*Set exercise*.
Transcribe every line of the entries below word for word, with nothing added, dropped or changed.

*Dataset content*.

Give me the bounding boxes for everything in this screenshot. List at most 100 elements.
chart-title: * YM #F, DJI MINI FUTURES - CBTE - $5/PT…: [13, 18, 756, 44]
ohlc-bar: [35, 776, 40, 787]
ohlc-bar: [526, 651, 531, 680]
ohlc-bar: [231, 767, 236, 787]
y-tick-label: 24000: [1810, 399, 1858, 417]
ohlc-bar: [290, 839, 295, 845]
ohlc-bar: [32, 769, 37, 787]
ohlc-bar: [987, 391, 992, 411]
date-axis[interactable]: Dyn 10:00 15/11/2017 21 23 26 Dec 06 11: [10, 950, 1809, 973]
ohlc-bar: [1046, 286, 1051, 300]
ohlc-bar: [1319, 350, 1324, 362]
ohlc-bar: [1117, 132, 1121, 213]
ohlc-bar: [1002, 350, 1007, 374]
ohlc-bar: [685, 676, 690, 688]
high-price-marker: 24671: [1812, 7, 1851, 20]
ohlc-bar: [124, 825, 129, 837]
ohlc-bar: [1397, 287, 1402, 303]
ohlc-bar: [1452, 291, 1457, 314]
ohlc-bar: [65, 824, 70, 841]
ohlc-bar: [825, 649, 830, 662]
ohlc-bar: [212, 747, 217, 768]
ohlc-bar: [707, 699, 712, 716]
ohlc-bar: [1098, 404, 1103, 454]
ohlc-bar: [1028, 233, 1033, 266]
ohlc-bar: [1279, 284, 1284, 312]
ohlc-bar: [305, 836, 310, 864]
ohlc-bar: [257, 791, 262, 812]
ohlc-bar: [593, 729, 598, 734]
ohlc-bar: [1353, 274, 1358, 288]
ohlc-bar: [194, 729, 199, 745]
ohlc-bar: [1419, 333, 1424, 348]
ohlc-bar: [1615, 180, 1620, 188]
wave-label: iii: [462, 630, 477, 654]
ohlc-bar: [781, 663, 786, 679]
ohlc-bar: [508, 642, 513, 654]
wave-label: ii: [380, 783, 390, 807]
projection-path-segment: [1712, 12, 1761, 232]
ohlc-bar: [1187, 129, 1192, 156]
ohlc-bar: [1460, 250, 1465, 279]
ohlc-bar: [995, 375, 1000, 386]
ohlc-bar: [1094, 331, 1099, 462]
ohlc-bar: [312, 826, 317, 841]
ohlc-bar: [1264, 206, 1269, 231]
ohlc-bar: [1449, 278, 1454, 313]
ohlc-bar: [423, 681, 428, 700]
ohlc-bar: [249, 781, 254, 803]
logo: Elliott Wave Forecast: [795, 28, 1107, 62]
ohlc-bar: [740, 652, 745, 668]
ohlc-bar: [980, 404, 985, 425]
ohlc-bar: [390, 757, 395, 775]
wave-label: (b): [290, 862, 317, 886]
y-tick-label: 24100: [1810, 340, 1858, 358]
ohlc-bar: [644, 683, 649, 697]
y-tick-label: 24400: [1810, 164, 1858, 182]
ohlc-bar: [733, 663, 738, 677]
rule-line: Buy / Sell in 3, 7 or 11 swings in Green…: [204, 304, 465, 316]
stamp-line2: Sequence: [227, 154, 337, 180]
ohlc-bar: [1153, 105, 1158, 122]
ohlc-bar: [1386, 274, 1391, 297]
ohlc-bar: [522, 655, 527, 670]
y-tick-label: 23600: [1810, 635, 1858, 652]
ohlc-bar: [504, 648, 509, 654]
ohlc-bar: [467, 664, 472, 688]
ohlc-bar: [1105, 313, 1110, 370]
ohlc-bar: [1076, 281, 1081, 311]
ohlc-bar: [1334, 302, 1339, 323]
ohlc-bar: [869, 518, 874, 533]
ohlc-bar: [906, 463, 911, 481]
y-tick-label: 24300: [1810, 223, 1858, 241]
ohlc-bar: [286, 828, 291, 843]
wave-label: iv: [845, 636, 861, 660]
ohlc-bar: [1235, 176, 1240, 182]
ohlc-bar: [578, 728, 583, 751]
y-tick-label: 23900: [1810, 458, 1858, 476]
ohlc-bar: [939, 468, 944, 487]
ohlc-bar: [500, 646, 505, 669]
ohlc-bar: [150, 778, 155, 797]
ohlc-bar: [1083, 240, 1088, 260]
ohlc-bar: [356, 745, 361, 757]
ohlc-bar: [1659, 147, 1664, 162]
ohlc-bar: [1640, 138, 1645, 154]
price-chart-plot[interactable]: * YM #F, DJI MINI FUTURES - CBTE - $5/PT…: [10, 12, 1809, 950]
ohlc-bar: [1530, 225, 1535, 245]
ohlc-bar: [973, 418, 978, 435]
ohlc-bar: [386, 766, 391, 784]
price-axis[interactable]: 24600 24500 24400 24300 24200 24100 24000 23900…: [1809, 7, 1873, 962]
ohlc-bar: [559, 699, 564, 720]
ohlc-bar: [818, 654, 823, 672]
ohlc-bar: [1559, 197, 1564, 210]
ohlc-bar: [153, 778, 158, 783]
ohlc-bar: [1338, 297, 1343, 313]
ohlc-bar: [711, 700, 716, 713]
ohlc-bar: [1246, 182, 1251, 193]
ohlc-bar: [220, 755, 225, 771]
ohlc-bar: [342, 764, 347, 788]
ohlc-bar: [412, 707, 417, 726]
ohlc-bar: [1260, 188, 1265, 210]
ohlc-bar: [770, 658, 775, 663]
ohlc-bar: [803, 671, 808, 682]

*Solution*.
Give me the bounding boxes for everything in this screenshot. List at most 100 elements.
chart-title: * YM #F, DJI MINI FUTURES - CBTE - $5/PT…: [13, 18, 756, 44]
ohlc-bar: [35, 776, 40, 787]
ohlc-bar: [526, 651, 531, 680]
ohlc-bar: [231, 767, 236, 787]
y-tick-label: 24000: [1810, 399, 1858, 417]
ohlc-bar: [290, 839, 295, 845]
ohlc-bar: [32, 769, 37, 787]
ohlc-bar: [987, 391, 992, 411]
date-axis[interactable]: Dyn 10:00 15/11/2017 21 23 26 Dec 06 11: [10, 950, 1809, 973]
ohlc-bar: [1046, 286, 1051, 300]
ohlc-bar: [1319, 350, 1324, 362]
ohlc-bar: [1117, 132, 1121, 213]
ohlc-bar: [1002, 350, 1007, 374]
ohlc-bar: [685, 676, 690, 688]
high-price-marker: 24671: [1812, 7, 1851, 20]
ohlc-bar: [124, 825, 129, 837]
ohlc-bar: [1397, 287, 1402, 303]
ohlc-bar: [1452, 291, 1457, 314]
ohlc-bar: [65, 824, 70, 841]
ohlc-bar: [825, 649, 830, 662]
ohlc-bar: [212, 747, 217, 768]
ohlc-bar: [707, 699, 712, 716]
ohlc-bar: [1098, 404, 1103, 454]
ohlc-bar: [1028, 233, 1033, 266]
ohlc-bar: [1279, 284, 1284, 312]
ohlc-bar: [305, 836, 310, 864]
ohlc-bar: [257, 791, 262, 812]
ohlc-bar: [593, 729, 598, 734]
ohlc-bar: [1353, 274, 1358, 288]
ohlc-bar: [194, 729, 199, 745]
ohlc-bar: [1419, 333, 1424, 348]
ohlc-bar: [1615, 180, 1620, 188]
wave-label: iii: [462, 630, 477, 654]
ohlc-bar: [781, 663, 786, 679]
ohlc-bar: [508, 642, 513, 654]
wave-label: ii: [380, 783, 390, 807]
projection-path-segment: [1712, 12, 1761, 232]
ohlc-bar: [1187, 129, 1192, 156]
ohlc-bar: [1460, 250, 1465, 279]
ohlc-bar: [995, 375, 1000, 386]
ohlc-bar: [1094, 331, 1099, 462]
ohlc-bar: [312, 826, 317, 841]
ohlc-bar: [1264, 206, 1269, 231]
ohlc-bar: [1449, 278, 1454, 313]
ohlc-bar: [423, 681, 428, 700]
ohlc-bar: [249, 781, 254, 803]
logo: Elliott Wave Forecast: [795, 28, 1107, 62]
ohlc-bar: [740, 652, 745, 668]
ohlc-bar: [980, 404, 985, 425]
ohlc-bar: [390, 757, 395, 775]
wave-label: (b): [290, 862, 317, 886]
y-tick-label: 24100: [1810, 340, 1858, 358]
ohlc-bar: [644, 683, 649, 697]
y-tick-label: 24400: [1810, 164, 1858, 182]
ohlc-bar: [733, 663, 738, 677]
rule-line: Buy / Sell in 3, 7 or 11 swings in Green…: [204, 304, 465, 316]
stamp-line2: Sequence: [227, 154, 337, 180]
ohlc-bar: [1153, 105, 1158, 122]
ohlc-bar: [1386, 274, 1391, 297]
ohlc-bar: [522, 655, 527, 670]
y-tick-label: 23600: [1810, 635, 1858, 652]
ohlc-bar: [504, 648, 509, 654]
ohlc-bar: [467, 664, 472, 688]
ohlc-bar: [1105, 313, 1110, 370]
ohlc-bar: [1076, 281, 1081, 311]
ohlc-bar: [1334, 302, 1339, 323]
ohlc-bar: [869, 518, 874, 533]
ohlc-bar: [906, 463, 911, 481]
y-tick-label: 24300: [1810, 223, 1858, 241]
ohlc-bar: [286, 828, 291, 843]
wave-label: iv: [845, 636, 861, 660]
ohlc-bar: [1235, 176, 1240, 182]
ohlc-bar: [578, 728, 583, 751]
y-tick-label: 23900: [1810, 458, 1858, 476]
ohlc-bar: [939, 468, 944, 487]
ohlc-bar: [500, 646, 505, 669]
ohlc-bar: [150, 778, 155, 797]
ohlc-bar: [1083, 240, 1088, 260]
ohlc-bar: [356, 745, 361, 757]
ohlc-bar: [1659, 147, 1664, 162]
ohlc-bar: [1640, 138, 1645, 154]
price-chart-plot[interactable]: * YM #F, DJI MINI FUTURES - CBTE - $5/PT…: [10, 12, 1809, 950]
ohlc-bar: [1530, 225, 1535, 245]
ohlc-bar: [973, 418, 978, 435]
ohlc-bar: [386, 766, 391, 784]
price-axis[interactable]: 24600 24500 24400 24300 24200 24100 24000 23900…: [1809, 7, 1873, 962]
ohlc-bar: [559, 699, 564, 720]
ohlc-bar: [818, 654, 823, 672]
ohlc-bar: [1559, 197, 1564, 210]
ohlc-bar: [153, 778, 158, 783]
ohlc-bar: [1338, 297, 1343, 313]
ohlc-bar: [711, 700, 716, 713]
ohlc-bar: [1246, 182, 1251, 193]
ohlc-bar: [220, 755, 225, 771]
ohlc-bar: [342, 764, 347, 788]
ohlc-bar: [412, 707, 417, 726]
ohlc-bar: [1260, 188, 1265, 210]
ohlc-bar: [770, 658, 775, 663]
ohlc-bar: [803, 671, 808, 682]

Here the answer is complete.